*Exercises:*
(A) Answer these about the kernel vulnerability advisory, one per line, marking your answers (i), (ii), (iii):
(i) On what date was the issue introduced?
(ii) To what version should Centos:8 kernel-rt-kvm be upgraded?
(iii) Which prctl option lets userspace processes enable mitigations?
(B) Could you carry the kernel vulnerability advisory on from its last sentence?

━━ Excerpted passage ━━

Introduced: 12 Apr 2023

CVE-2023-1998  (opens in a new tab)
CWE-226  (opens in a new tab)
CWE-385  (opens in a new tab)
CWE-200  (opens in a new tab)

How to fix?

Upgrade Centos:8 kernel-rt-kvm to version 0:4.18.0-513.5.1.rt7.307.el8_9 or higher.

NVD Description

Note: Versions mentioned in the description apply only to the upstream kernel-rt-kvm package and not the kernel-rt-kvm package as distributed by Centos. See How to fix? for Centos:8 relevant fixed versions and status.

The Linux kernel allows userspace processes to enable mitigations by calling prctl with PR_SET_SPECULATION_CTRL which disables the speculation feature as well as by using seccomp. We had noticed that on VMs of at least one major cloud provider, the kernel still left the victim process exposed to attacks in some cases even after enabling the spectre-BTI mitigation with prctl. The same behavior can be observed on a bare-metal machine when forcing the mitigation to IBRS on boot command line.

━━━
━━ Extracted data ━━

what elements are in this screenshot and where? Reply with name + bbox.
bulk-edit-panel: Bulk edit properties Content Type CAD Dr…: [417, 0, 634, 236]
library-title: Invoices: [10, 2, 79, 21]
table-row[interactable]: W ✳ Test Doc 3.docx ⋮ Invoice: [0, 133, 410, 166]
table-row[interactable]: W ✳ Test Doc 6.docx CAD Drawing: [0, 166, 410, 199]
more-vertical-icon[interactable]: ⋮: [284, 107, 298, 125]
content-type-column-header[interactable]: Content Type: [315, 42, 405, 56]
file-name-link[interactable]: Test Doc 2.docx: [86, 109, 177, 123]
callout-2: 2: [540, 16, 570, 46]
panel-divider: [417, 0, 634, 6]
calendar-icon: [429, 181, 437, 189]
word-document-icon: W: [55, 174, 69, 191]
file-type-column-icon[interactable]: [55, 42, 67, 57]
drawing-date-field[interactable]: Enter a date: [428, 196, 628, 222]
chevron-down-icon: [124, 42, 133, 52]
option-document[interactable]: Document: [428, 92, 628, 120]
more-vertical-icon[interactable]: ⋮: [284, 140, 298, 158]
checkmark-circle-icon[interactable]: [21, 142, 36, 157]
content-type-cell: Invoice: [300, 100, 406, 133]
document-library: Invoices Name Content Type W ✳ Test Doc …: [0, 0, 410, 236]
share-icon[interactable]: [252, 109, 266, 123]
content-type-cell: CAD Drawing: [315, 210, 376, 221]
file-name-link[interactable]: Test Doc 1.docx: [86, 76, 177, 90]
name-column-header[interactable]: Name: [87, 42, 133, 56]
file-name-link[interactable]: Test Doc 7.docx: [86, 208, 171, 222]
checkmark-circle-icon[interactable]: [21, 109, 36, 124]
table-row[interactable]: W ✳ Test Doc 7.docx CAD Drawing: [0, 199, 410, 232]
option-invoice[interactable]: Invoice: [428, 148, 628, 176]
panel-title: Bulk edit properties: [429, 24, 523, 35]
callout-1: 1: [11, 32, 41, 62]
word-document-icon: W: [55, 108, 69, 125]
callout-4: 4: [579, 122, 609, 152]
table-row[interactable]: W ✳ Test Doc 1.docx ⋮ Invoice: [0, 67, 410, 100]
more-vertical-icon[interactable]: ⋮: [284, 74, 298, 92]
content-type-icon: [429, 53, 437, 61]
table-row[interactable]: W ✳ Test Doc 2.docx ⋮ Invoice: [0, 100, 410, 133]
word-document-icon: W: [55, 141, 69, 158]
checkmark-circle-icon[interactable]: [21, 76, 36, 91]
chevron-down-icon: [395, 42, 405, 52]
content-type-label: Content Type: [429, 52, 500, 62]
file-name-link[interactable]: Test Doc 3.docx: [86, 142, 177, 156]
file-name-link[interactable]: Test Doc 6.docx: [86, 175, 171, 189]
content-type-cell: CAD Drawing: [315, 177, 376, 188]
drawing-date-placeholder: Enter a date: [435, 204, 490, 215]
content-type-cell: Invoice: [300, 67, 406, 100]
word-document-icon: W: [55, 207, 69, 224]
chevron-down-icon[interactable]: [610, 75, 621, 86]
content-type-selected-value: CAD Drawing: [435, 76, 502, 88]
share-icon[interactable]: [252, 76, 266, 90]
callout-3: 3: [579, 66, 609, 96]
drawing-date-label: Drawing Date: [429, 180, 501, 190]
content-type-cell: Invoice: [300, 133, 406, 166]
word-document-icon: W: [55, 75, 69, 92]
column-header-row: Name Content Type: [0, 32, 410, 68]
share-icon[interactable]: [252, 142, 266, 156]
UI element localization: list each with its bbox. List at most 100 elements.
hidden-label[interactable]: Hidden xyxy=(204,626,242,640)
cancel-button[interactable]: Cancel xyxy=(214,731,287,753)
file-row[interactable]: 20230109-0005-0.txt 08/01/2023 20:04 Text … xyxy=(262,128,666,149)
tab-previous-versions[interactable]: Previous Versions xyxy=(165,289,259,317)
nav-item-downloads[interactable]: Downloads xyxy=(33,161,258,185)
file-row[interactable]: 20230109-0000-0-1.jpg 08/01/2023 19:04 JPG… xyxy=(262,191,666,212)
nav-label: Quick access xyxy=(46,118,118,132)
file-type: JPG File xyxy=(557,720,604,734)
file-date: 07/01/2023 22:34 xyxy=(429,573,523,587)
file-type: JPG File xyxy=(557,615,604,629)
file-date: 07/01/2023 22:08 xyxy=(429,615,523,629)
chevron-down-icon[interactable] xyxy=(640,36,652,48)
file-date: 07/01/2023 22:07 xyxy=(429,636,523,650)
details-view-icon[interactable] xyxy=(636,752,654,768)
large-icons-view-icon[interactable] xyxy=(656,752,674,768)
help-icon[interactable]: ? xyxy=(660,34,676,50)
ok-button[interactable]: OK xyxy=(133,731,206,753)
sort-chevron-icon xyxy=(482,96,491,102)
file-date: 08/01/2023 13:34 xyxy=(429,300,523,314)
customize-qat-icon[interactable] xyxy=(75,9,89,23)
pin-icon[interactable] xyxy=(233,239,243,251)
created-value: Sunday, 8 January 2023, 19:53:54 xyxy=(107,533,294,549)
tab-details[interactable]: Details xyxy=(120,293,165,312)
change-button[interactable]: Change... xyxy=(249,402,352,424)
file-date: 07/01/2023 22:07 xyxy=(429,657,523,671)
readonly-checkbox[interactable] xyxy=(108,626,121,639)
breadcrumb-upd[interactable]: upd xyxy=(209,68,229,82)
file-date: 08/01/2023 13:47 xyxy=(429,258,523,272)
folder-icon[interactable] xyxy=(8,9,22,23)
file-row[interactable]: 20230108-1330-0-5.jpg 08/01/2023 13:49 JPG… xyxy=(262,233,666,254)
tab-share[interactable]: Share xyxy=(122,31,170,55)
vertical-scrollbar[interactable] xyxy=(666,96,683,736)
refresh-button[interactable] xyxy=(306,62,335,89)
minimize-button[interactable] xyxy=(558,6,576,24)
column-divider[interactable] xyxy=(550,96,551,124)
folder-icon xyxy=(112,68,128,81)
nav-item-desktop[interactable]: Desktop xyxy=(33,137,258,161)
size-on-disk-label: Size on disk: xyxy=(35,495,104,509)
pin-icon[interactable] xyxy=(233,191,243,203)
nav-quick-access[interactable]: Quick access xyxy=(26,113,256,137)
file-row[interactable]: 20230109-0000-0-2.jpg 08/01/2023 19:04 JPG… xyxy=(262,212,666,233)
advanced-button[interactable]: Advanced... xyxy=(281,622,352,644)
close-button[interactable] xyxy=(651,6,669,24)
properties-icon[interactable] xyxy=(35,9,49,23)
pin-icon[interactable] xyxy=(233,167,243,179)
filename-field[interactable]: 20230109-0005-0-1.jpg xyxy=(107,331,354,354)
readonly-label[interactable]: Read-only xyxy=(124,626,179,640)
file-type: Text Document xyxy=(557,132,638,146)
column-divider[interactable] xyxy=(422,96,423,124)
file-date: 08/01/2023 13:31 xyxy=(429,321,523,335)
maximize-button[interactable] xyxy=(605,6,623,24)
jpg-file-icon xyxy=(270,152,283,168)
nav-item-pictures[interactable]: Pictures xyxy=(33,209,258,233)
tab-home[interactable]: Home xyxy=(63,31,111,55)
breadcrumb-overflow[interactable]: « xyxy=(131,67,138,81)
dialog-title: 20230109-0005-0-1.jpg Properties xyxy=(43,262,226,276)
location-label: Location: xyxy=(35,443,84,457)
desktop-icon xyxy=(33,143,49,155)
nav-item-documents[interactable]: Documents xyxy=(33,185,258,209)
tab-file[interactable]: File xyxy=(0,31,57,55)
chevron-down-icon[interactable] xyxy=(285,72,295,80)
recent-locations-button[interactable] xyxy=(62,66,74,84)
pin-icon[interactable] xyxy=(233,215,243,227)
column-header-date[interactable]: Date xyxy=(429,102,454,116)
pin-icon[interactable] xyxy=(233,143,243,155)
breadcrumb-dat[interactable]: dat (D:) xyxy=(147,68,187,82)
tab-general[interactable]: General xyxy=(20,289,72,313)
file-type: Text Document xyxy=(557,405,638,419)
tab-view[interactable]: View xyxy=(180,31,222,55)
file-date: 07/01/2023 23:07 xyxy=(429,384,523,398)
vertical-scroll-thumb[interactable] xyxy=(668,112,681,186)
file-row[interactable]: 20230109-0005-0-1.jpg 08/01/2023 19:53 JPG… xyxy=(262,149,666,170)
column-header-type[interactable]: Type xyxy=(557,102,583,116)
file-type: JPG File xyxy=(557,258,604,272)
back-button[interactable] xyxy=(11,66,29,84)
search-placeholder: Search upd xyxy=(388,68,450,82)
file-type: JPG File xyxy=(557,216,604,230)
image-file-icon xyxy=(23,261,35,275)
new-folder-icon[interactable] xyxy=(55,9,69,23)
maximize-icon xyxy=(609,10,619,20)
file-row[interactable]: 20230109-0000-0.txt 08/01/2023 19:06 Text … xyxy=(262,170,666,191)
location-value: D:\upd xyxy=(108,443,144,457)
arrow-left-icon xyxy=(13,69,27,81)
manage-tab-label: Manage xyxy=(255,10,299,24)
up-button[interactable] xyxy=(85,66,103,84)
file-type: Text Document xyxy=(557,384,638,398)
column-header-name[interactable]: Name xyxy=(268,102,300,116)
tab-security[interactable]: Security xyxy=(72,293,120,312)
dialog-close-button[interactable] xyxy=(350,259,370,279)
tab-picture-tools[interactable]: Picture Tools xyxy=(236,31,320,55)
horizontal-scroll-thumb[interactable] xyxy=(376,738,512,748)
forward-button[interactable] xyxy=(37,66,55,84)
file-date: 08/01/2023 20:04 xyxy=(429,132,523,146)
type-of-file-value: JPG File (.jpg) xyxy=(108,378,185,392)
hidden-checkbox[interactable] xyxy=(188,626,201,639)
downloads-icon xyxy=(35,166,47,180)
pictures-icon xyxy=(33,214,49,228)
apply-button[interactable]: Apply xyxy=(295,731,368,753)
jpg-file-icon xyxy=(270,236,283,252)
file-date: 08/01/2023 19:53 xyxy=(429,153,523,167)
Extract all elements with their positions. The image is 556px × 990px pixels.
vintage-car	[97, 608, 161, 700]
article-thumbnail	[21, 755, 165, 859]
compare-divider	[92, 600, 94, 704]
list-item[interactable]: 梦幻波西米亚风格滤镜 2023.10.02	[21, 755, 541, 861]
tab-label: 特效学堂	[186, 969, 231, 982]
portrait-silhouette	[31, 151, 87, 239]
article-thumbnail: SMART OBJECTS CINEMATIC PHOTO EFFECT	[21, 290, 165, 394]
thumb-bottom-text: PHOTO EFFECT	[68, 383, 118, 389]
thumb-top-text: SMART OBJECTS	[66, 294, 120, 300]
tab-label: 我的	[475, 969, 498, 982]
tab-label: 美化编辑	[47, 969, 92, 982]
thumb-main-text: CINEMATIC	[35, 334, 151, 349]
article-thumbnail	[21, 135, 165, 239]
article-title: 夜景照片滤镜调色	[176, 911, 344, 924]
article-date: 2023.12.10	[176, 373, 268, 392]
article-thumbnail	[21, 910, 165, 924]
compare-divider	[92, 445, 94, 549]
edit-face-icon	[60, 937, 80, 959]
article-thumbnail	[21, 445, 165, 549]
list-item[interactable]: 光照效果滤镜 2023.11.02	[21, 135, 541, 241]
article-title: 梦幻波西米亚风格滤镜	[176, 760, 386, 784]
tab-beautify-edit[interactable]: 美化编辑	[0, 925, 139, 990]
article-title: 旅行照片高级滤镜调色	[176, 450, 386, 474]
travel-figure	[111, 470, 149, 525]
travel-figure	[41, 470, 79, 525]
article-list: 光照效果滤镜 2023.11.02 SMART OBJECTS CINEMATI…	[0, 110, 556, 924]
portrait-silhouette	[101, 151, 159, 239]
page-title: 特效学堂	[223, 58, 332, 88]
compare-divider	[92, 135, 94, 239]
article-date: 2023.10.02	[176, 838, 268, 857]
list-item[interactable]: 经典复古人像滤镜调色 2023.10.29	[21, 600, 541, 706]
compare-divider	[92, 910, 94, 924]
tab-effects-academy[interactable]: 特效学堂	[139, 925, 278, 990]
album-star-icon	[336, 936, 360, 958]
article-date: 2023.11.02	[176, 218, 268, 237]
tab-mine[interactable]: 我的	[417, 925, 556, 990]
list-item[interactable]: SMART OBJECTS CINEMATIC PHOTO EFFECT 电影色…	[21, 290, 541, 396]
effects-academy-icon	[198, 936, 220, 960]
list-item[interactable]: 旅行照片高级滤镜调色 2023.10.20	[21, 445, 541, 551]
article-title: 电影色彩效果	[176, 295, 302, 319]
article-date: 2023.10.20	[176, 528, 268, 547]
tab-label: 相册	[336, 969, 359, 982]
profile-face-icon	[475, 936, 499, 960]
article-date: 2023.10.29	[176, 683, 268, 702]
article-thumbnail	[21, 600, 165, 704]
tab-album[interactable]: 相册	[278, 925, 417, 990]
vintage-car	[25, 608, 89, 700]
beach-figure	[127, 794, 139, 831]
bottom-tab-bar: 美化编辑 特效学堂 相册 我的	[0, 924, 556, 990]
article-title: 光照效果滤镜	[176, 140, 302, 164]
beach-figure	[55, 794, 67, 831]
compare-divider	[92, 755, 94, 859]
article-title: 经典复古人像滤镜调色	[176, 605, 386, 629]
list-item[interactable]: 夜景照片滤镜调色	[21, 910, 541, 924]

━━━

*Answers to the exercises:*
(A)
(i) 12 Apr 2023
(ii) 0:4.18.0-513.5.1.rt7.307.el8_9 or higher
(iii) PR_SET_SPECULATION_CTRL

(B)
This happened because when plain IBRS was enabled (not enhanced IBRS), the kernel had some logic that determined that STIBP was not needed. The IBRS bit implicitly protects against cross-thread branch target injection. However, with legacy IBRS, the IBRS bit was cleared on returning to userspace, due to performance reasons, which disabled the implicit STIBP and left userspace threads vulnerable to cross-thread branch target injection against which STIBP protects.